-- BEGIN Data rows --
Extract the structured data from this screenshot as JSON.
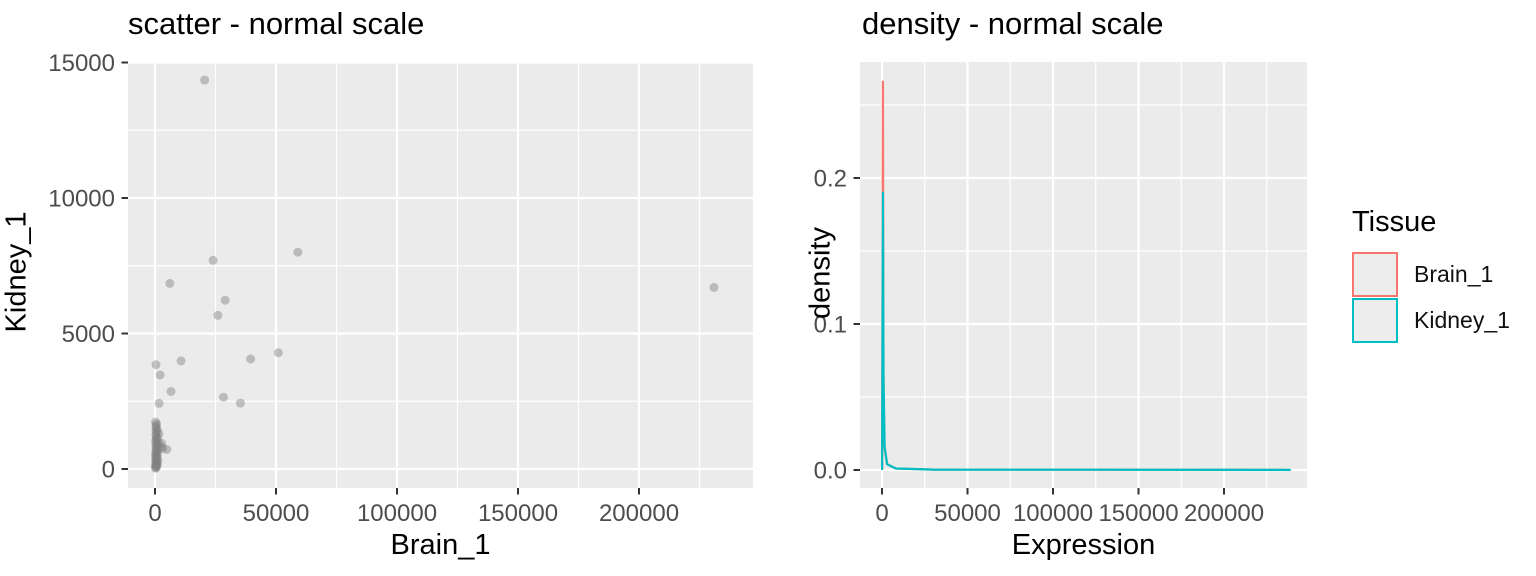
{
  "style": {
    "background": "#ffffff",
    "panel_bg": "#ebebeb",
    "grid_color": "#ffffff",
    "tick_mark_color": "#333333",
    "tick_label_color": "#4d4d4d",
    "title_color": "#000000",
    "point_color": "#808080",
    "point_opacity": 0.45,
    "legend_key_fill": "#ededed"
  },
  "chart_data": [
    {
      "type": "scatter",
      "title": "scatter - normal scale",
      "xlabel": "Brain_1",
      "ylabel": "Kidney_1",
      "x_axis": {
        "tick_values": [
          0,
          50000,
          100000,
          150000,
          200000
        ],
        "tick_labels": [
          "0",
          "50000",
          "100000",
          "150000",
          "200000"
        ],
        "minor_values": [
          25000,
          75000,
          125000,
          175000,
          225000
        ],
        "range": [
          -11000,
          247000
        ]
      },
      "y_axis": {
        "tick_values": [
          0,
          5000,
          10000,
          15000
        ],
        "tick_labels": [
          "0",
          "5000",
          "10000",
          "15000"
        ],
        "minor_values": [
          2500,
          7500,
          12500
        ],
        "range": [
          -700,
          15100
        ]
      },
      "grid": true,
      "points": [
        [
          200,
          30
        ],
        [
          420,
          55
        ],
        [
          650,
          85
        ],
        [
          150,
          115
        ],
        [
          800,
          140
        ],
        [
          320,
          170
        ],
        [
          980,
          200
        ],
        [
          460,
          230
        ],
        [
          610,
          260
        ],
        [
          260,
          300
        ],
        [
          1150,
          330
        ],
        [
          390,
          370
        ],
        [
          820,
          410
        ],
        [
          560,
          450
        ],
        [
          190,
          490
        ],
        [
          960,
          530
        ],
        [
          430,
          570
        ],
        [
          700,
          610
        ],
        [
          310,
          650
        ],
        [
          1250,
          690
        ],
        [
          520,
          740
        ],
        [
          860,
          790
        ],
        [
          360,
          840
        ],
        [
          620,
          890
        ],
        [
          1420,
          940
        ],
        [
          260,
          990
        ],
        [
          760,
          1040
        ],
        [
          470,
          1090
        ],
        [
          1020,
          1140
        ],
        [
          560,
          1190
        ],
        [
          310,
          1250
        ],
        [
          1650,
          1300
        ],
        [
          720,
          1350
        ],
        [
          410,
          1400
        ],
        [
          920,
          1450
        ],
        [
          510,
          1520
        ],
        [
          2500,
          820
        ],
        [
          3200,
          760
        ],
        [
          2800,
          950
        ],
        [
          360,
          1590
        ],
        [
          660,
          1660
        ],
        [
          230,
          1730
        ],
        [
          4900,
          720
        ],
        [
          1700,
          2420
        ],
        [
          2100,
          3470
        ],
        [
          400,
          3850
        ],
        [
          6600,
          2860
        ],
        [
          10800,
          3990
        ],
        [
          6100,
          6850
        ],
        [
          20500,
          14350
        ],
        [
          24000,
          7700
        ],
        [
          26000,
          5670
        ],
        [
          29000,
          6230
        ],
        [
          28300,
          2650
        ],
        [
          35300,
          2430
        ],
        [
          39500,
          4060
        ],
        [
          51000,
          4290
        ],
        [
          59000,
          8000
        ],
        [
          231000,
          6700
        ]
      ]
    },
    {
      "type": "density",
      "title": "density - normal scale",
      "xlabel": "Expression",
      "ylabel": "density",
      "x_axis": {
        "tick_values": [
          0,
          50000,
          100000,
          150000,
          200000
        ],
        "tick_labels": [
          "0",
          "50000",
          "100000",
          "150000",
          "200000"
        ],
        "minor_values": [
          25000,
          75000,
          125000,
          175000,
          225000
        ],
        "range": [
          -12800,
          250000
        ]
      },
      "y_axis": {
        "tick_values": [
          0,
          0.1,
          0.2
        ],
        "tick_labels": [
          "0.0",
          "0.1",
          "0.2"
        ],
        "minor_values": [
          0.05,
          0.15,
          0.25
        ],
        "range": [
          -0.012,
          0.279
        ]
      },
      "grid": true,
      "series": [
        {
          "name": "Brain_1",
          "color": "#F8766D",
          "points": [
            [
              50,
              0
            ],
            [
              500,
              0.266
            ],
            [
              900,
              0.06
            ],
            [
              1500,
              0.015
            ],
            [
              3000,
              0.004
            ],
            [
              8000,
              0.001
            ],
            [
              30000,
              0.0003
            ],
            [
              235500,
              0.0001
            ],
            [
              236000,
              0
            ]
          ]
        },
        {
          "name": "Kidney_1",
          "color": "#00BFC4",
          "points": [
            [
              50,
              0
            ],
            [
              500,
              0.19
            ],
            [
              900,
              0.065
            ],
            [
              1500,
              0.016
            ],
            [
              3000,
              0.004
            ],
            [
              8000,
              0.001
            ],
            [
              30000,
              0.0003
            ],
            [
              238500,
              0.0001
            ],
            [
              239000,
              0
            ]
          ]
        }
      ],
      "legend": {
        "title": "Tissue",
        "position": "right",
        "entries": [
          {
            "label": "Brain_1",
            "color": "#F8766D"
          },
          {
            "label": "Kidney_1",
            "color": "#00BFC4"
          }
        ]
      }
    }
  ]
}
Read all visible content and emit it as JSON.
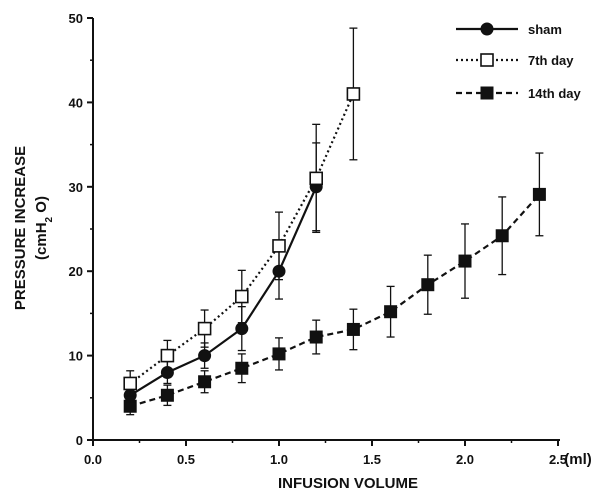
{
  "chart_data": {
    "type": "line",
    "title": "",
    "xlabel": "INFUSION VOLUME",
    "xunit": "(ml)",
    "ylabel_main": "PRESSURE INCREASE",
    "ylabel_unit_pre": "(cmH",
    "ylabel_unit_sub": "2",
    "ylabel_unit_post": " O)",
    "xlim": [
      0.0,
      2.5
    ],
    "ylim": [
      0,
      50
    ],
    "xticks": [
      0.0,
      0.5,
      1.0,
      1.5,
      2.0,
      2.5
    ],
    "xtick_labels": [
      "0.0",
      "0.5",
      "1.0",
      "1.5",
      "2.0",
      "2.5"
    ],
    "yticks": [
      0,
      10,
      20,
      30,
      40,
      50
    ],
    "ytick_labels": [
      "0",
      "10",
      "20",
      "30",
      "40",
      "50"
    ],
    "grid": false,
    "legend_position": "top-right",
    "series": [
      {
        "name": "sham",
        "marker": "filled-circle",
        "line_style": "solid",
        "x": [
          0.2,
          0.4,
          0.6,
          0.8,
          1.0,
          1.2
        ],
        "y": [
          5.3,
          8.0,
          10.0,
          13.2,
          20.0,
          30.0
        ],
        "err": [
          0.8,
          1.3,
          1.5,
          2.6,
          3.3,
          5.2
        ]
      },
      {
        "name": "7th day",
        "marker": "open-square",
        "line_style": "dotted",
        "x": [
          0.2,
          0.4,
          0.6,
          0.8,
          1.0,
          1.2,
          1.4
        ],
        "y": [
          6.7,
          10.0,
          13.2,
          17.0,
          23.0,
          31.0,
          41.0
        ],
        "err": [
          1.5,
          1.8,
          2.2,
          3.1,
          4.0,
          6.4,
          7.8
        ]
      },
      {
        "name": "14th day",
        "marker": "filled-square",
        "line_style": "dashed",
        "x": [
          0.2,
          0.4,
          0.6,
          0.8,
          1.0,
          1.2,
          1.4,
          1.6,
          1.8,
          2.0,
          2.2,
          2.4
        ],
        "y": [
          4.0,
          5.3,
          6.9,
          8.5,
          10.2,
          12.2,
          13.1,
          15.2,
          18.4,
          21.2,
          24.2,
          29.1
        ],
        "err": [
          1.0,
          1.2,
          1.3,
          1.7,
          1.9,
          2.0,
          2.4,
          3.0,
          3.5,
          4.4,
          4.6,
          4.9
        ]
      }
    ]
  }
}
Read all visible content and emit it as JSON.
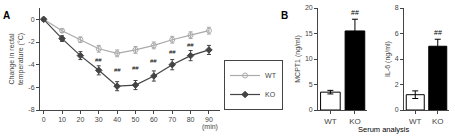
{
  "chart_data": [
    {
      "type": "line",
      "title": "A",
      "x_label": "(min)",
      "y_label": "Change in rectal\ntemperature (°C)",
      "x": [
        0,
        10,
        20,
        30,
        40,
        50,
        60,
        70,
        80,
        90
      ],
      "series": [
        {
          "name": "WT",
          "color": "#aaaaaa",
          "marker": "circle-open",
          "values": [
            0,
            -1.0,
            -1.8,
            -2.6,
            -3.0,
            -2.7,
            -2.3,
            -1.8,
            -1.4,
            -1.0
          ],
          "errors": [
            0.05,
            0.15,
            0.25,
            0.3,
            0.3,
            0.3,
            0.3,
            0.3,
            0.3,
            0.3
          ]
        },
        {
          "name": "KO",
          "color": "#444444",
          "marker": "diamond",
          "values": [
            0,
            -1.7,
            -3.2,
            -4.5,
            -5.9,
            -5.8,
            -5.0,
            -4.0,
            -3.2,
            -2.7
          ],
          "errors": [
            0.05,
            0.25,
            0.35,
            0.4,
            0.4,
            0.4,
            0.45,
            0.45,
            0.45,
            0.4
          ]
        }
      ],
      "xlim": [
        -2,
        96
      ],
      "xticks": [
        0,
        10,
        20,
        30,
        40,
        50,
        60,
        70,
        80,
        90
      ],
      "ylim": [
        -8,
        1
      ],
      "yticks": [
        -8,
        -6,
        -4,
        -2,
        0
      ],
      "legend": "lower right",
      "grid": false,
      "annotations": [
        {
          "x": 30,
          "text": "##"
        },
        {
          "x": 40,
          "text": "##"
        },
        {
          "x": 50,
          "text": "##"
        },
        {
          "x": 60,
          "text": "##"
        },
        {
          "x": 70,
          "text": "##"
        },
        {
          "x": 80,
          "text": "##"
        }
      ]
    },
    {
      "type": "bar",
      "title": "B",
      "x_label": "Serum analysis",
      "y_label": "MCPT1 (ng/ml)",
      "categories": [
        "WT",
        "KO"
      ],
      "values": [
        3.5,
        15.5
      ],
      "errors": [
        0.35,
        2.3
      ],
      "colors": [
        "white",
        "black"
      ],
      "ylim": [
        0,
        20
      ],
      "yticks": [
        0,
        5,
        10,
        15,
        20
      ],
      "grid": false,
      "annotations": [
        {
          "x": "KO",
          "text": "##"
        }
      ]
    },
    {
      "type": "bar",
      "y_label": "IL-6 (ng/ml)",
      "categories": [
        "WT",
        "KO"
      ],
      "values": [
        1.2,
        5.0
      ],
      "errors": [
        0.3,
        0.55
      ],
      "colors": [
        "white",
        "black"
      ],
      "ylim": [
        0,
        8
      ],
      "yticks": [
        0,
        2,
        4,
        6,
        8
      ],
      "grid": false,
      "annotations": [
        {
          "x": "KO",
          "text": "##"
        }
      ]
    }
  ]
}
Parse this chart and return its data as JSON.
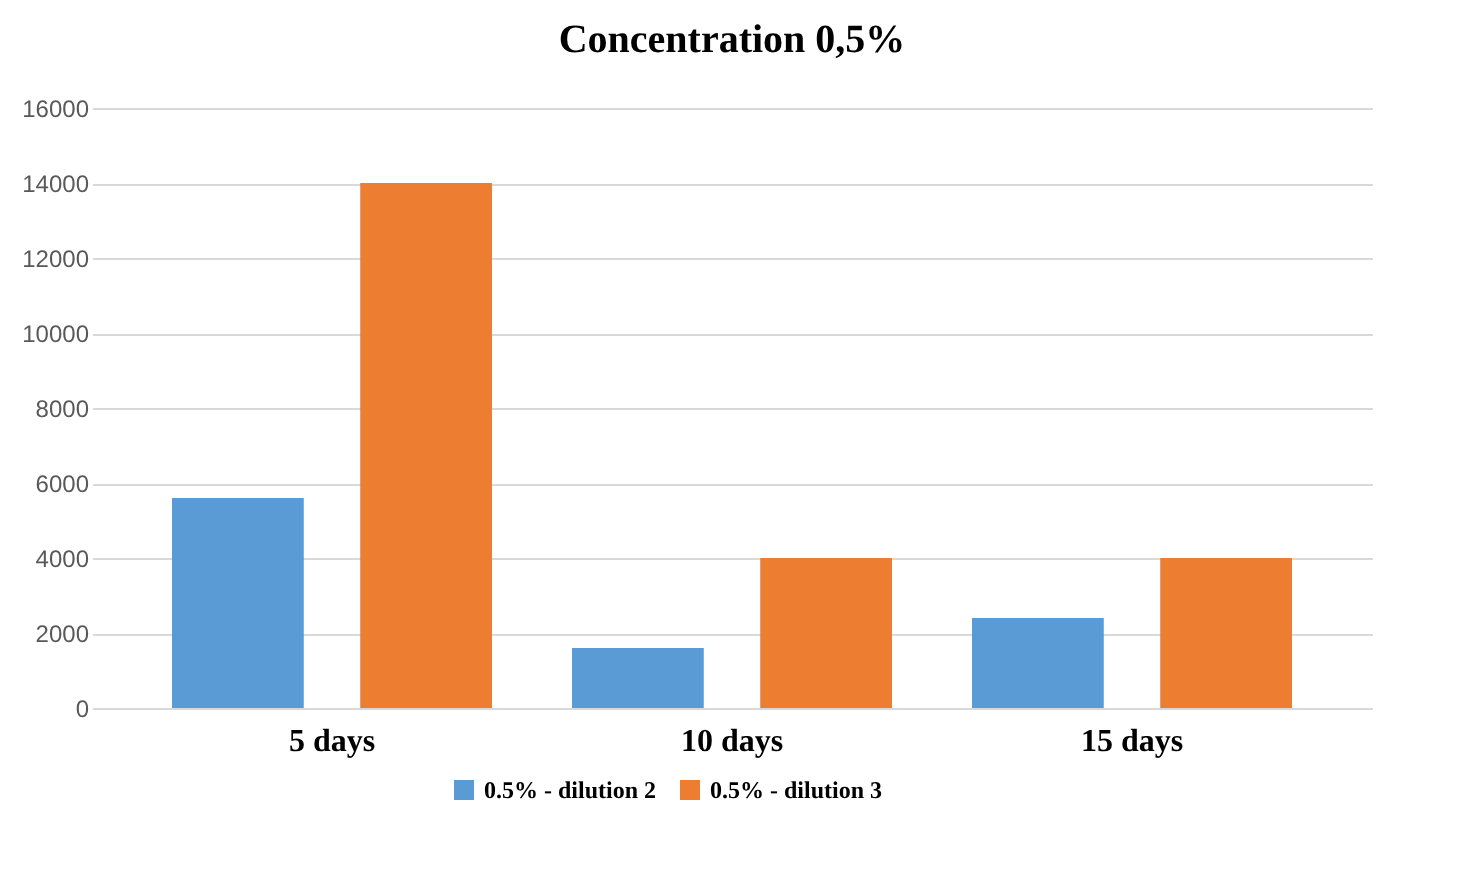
{
  "chart_data": {
    "type": "bar",
    "title": "Concentration 0,5%",
    "categories": [
      "5 days",
      "10 days",
      "15 days"
    ],
    "series": [
      {
        "name": "0.5% - dilution 2",
        "color": "#5b9bd5",
        "values": [
          5600,
          1600,
          2400
        ]
      },
      {
        "name": "0.5% - dilution 3",
        "color": "#ed7d31",
        "values": [
          14000,
          4000,
          4000
        ]
      }
    ],
    "ylim": [
      0,
      16000
    ],
    "yticks": [
      0,
      2000,
      4000,
      6000,
      8000,
      10000,
      12000,
      14000,
      16000
    ],
    "grid": "y",
    "legend": "bottom"
  }
}
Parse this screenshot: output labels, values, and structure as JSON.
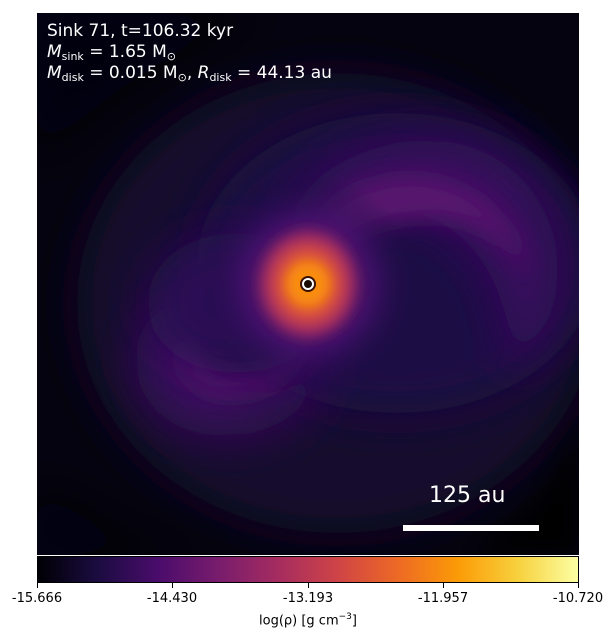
{
  "annotations": {
    "title": "Sink 71, t=106.32 kyr",
    "m_sink_symbol": "M",
    "m_sink_sub": "sink",
    "m_sink_value": " = 1.65 M",
    "m_sink_unit_sub": "⊙",
    "m_disk_symbol": "M",
    "m_disk_sub": "disk",
    "m_disk_value": " = 0.015 M",
    "m_disk_unit_sub": "⊙",
    "r_disk_prefix": ", ",
    "r_disk_symbol": "R",
    "r_disk_sub": "disk",
    "r_disk_value": " = 44.13 au"
  },
  "scalebar": {
    "label": "125 au"
  },
  "colorbar": {
    "label_main": "log(ρ) [g cm",
    "label_exp": "−3",
    "label_end": "]",
    "colormap": "inferno",
    "range": [
      -15.666,
      -10.72
    ],
    "ticks": [
      "-15.666",
      "-14.430",
      "-13.193",
      "-11.957",
      "-10.720"
    ]
  },
  "colors": {
    "background": "#04030f",
    "core": "#f97c12",
    "envelope": "#541167",
    "sink_marker": "#ffffff"
  }
}
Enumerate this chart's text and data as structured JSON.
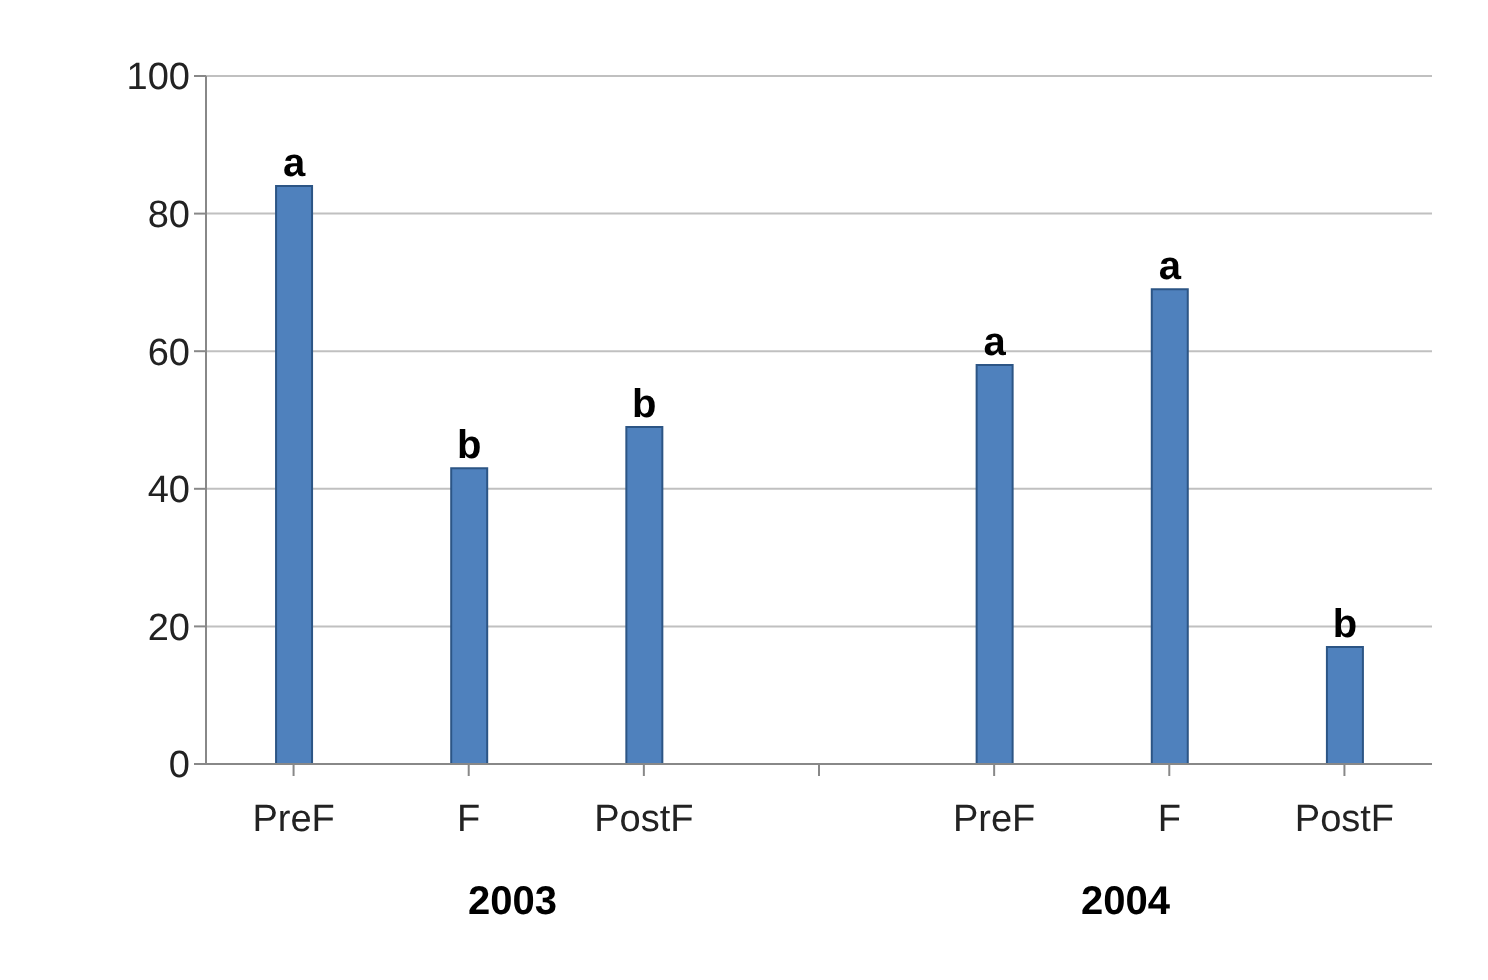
{
  "chart_data": {
    "type": "bar",
    "categories": [
      "PreF",
      "F",
      "PostF",
      null,
      "PreF",
      "F",
      "PostF"
    ],
    "values": [
      84,
      43,
      49,
      null,
      58,
      69,
      17
    ],
    "value_labels": [
      "a",
      "b",
      "b",
      null,
      "a",
      "a",
      "b"
    ],
    "color": "#4f81bd",
    "ylim": [
      0,
      100
    ],
    "yticks": [
      0,
      20,
      40,
      60,
      80,
      100
    ],
    "grid": "y",
    "annotations": [
      "2003",
      "2004"
    ]
  }
}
-- END Data rows --
**Exercise aim**
Only lines holding the string "open" are wanted; gather each one from the entries above.

**Exercise answer**
        "marker": "open-square",
          "marker": "circle-open",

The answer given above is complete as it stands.